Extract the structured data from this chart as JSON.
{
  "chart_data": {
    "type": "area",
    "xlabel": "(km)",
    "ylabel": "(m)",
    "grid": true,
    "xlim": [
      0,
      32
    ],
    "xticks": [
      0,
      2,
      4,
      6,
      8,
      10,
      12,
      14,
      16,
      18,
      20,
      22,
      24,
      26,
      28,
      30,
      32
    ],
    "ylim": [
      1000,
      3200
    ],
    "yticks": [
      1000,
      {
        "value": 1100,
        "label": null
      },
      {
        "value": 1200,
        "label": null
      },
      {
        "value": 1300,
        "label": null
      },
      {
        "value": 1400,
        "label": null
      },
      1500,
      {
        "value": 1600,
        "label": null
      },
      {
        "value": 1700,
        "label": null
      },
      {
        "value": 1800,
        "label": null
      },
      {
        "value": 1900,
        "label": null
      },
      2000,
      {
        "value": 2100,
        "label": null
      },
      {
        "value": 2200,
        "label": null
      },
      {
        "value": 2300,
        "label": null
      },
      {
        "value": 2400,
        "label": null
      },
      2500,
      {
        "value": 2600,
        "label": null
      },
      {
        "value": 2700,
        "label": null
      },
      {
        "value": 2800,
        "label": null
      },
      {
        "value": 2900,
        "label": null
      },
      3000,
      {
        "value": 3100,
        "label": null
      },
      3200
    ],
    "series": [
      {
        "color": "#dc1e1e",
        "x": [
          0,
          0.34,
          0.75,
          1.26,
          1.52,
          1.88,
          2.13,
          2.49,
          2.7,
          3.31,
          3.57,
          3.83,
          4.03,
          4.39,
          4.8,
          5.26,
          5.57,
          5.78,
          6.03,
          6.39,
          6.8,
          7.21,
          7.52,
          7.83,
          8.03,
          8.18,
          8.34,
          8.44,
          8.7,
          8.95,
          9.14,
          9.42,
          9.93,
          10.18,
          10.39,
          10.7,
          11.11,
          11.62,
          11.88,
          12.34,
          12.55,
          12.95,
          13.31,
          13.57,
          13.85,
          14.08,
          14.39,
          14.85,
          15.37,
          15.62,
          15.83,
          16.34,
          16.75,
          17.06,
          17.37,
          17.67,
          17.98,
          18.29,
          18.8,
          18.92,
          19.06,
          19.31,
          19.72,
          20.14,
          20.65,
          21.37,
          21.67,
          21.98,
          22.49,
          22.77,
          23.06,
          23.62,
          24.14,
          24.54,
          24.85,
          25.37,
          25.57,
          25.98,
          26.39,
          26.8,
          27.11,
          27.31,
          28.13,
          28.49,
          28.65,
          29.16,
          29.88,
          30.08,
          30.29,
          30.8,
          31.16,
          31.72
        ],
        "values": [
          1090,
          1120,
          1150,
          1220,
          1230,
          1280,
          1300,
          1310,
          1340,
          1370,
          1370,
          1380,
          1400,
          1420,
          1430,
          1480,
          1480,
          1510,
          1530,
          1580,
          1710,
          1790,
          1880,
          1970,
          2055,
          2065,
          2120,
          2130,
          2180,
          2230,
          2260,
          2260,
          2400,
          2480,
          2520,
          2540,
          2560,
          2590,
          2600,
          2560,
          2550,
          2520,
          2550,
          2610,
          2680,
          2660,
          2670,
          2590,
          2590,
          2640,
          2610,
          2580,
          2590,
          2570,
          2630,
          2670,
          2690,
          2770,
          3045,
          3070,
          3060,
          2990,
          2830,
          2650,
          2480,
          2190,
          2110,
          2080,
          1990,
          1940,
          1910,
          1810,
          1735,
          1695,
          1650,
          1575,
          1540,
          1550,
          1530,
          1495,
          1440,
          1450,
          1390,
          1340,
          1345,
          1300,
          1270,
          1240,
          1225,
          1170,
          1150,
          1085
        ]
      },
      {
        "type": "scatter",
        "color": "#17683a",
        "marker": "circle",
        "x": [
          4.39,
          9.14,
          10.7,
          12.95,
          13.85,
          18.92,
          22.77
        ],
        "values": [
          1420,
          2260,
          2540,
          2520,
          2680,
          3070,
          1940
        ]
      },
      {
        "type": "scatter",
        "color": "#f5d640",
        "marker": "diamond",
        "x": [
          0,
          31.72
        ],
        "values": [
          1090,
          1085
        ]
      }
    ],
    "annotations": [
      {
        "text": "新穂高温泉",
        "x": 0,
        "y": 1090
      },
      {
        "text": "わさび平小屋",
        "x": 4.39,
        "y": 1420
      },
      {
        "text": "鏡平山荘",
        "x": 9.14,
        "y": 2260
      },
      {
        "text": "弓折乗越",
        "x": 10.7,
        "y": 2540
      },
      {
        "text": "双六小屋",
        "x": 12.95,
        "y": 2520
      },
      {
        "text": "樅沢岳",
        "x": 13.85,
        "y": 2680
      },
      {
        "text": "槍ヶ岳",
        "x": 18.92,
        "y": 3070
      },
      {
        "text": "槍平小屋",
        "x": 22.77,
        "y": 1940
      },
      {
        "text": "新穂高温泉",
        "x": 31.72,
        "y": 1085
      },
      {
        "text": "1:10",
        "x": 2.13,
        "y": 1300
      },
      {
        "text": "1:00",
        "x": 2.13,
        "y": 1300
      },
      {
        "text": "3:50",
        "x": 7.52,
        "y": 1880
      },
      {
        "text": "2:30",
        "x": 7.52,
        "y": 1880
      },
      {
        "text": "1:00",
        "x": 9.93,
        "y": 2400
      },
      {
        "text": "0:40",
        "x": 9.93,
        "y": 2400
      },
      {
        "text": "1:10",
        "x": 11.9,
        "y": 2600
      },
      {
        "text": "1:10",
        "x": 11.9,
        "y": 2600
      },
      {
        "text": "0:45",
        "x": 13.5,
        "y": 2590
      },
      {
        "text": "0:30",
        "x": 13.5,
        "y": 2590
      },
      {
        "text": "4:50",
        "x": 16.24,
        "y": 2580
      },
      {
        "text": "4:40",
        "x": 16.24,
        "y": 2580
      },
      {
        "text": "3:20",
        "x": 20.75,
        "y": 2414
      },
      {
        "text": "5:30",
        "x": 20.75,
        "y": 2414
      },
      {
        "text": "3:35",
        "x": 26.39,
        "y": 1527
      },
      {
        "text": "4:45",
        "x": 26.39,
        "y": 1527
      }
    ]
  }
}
......
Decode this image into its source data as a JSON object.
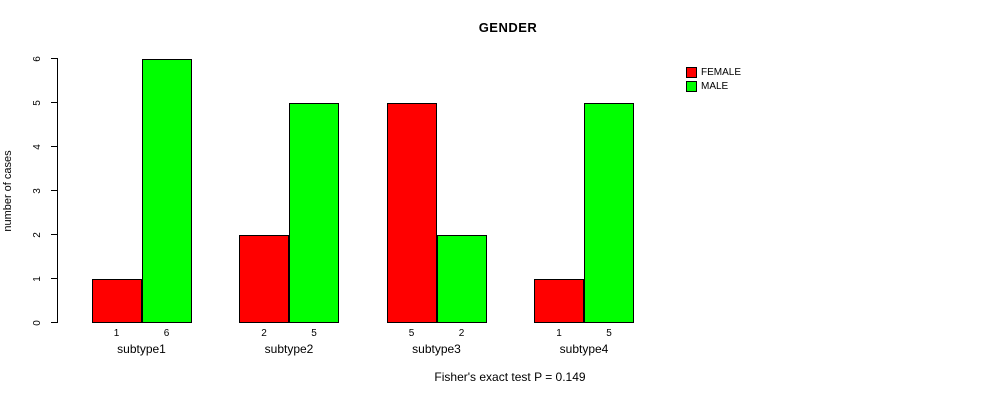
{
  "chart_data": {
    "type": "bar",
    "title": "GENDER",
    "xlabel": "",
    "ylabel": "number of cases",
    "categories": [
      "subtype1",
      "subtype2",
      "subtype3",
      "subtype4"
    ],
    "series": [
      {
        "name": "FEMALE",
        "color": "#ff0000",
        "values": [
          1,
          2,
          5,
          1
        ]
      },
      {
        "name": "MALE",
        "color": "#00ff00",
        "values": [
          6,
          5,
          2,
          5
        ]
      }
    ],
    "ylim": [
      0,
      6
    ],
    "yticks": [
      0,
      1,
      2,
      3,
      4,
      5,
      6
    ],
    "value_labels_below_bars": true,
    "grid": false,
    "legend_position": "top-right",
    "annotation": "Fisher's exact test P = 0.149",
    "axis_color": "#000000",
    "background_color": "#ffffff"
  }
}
......
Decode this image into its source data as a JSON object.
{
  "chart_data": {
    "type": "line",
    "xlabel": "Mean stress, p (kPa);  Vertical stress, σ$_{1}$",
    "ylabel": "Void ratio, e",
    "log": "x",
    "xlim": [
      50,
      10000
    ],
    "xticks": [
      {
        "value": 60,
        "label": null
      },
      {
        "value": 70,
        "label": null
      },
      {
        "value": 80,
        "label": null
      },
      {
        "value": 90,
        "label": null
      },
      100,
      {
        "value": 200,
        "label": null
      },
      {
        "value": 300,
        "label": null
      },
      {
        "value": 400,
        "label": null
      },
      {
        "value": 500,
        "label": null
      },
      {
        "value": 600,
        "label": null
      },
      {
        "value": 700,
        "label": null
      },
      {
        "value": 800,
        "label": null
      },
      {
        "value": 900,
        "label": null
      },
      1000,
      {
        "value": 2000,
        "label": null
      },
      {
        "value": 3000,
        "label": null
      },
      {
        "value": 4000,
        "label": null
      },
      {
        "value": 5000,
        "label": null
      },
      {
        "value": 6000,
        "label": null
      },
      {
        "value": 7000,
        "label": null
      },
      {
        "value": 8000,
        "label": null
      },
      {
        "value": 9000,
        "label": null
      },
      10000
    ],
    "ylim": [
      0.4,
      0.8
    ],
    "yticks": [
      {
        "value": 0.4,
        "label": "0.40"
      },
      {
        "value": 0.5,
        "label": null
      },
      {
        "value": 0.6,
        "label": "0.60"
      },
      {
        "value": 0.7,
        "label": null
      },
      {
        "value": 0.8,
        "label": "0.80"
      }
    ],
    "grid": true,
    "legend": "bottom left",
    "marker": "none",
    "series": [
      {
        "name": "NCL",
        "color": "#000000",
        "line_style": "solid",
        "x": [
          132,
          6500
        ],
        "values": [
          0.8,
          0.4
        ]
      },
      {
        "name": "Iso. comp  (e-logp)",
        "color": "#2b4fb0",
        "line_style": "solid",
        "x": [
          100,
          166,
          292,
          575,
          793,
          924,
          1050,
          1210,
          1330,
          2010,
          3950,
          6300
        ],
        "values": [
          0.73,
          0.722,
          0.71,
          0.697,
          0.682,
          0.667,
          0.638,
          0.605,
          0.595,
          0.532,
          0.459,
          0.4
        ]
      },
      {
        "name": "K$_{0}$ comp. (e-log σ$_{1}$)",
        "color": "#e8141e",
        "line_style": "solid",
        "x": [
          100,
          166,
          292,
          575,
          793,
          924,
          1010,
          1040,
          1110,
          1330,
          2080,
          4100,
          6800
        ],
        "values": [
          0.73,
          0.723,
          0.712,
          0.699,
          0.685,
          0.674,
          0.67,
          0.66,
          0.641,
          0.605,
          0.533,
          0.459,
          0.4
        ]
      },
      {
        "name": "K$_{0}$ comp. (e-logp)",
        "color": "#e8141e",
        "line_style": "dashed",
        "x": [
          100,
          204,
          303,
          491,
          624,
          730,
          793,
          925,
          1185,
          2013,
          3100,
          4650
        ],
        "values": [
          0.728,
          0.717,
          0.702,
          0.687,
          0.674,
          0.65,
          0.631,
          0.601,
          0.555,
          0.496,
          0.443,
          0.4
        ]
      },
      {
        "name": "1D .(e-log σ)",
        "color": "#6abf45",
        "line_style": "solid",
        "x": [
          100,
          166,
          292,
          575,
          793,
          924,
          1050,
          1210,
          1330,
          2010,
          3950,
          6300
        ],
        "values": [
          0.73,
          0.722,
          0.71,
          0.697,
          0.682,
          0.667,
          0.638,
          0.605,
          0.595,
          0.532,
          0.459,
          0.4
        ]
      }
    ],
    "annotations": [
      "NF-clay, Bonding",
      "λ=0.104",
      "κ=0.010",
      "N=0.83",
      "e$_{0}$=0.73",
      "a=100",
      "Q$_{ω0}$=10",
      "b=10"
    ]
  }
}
......
Exercise aim: Pull out all lines from the entries above in which the word "marker" appears.

Worked answer:
        "marker": "circle",
        "marker": "diamond",
    "marker": "none",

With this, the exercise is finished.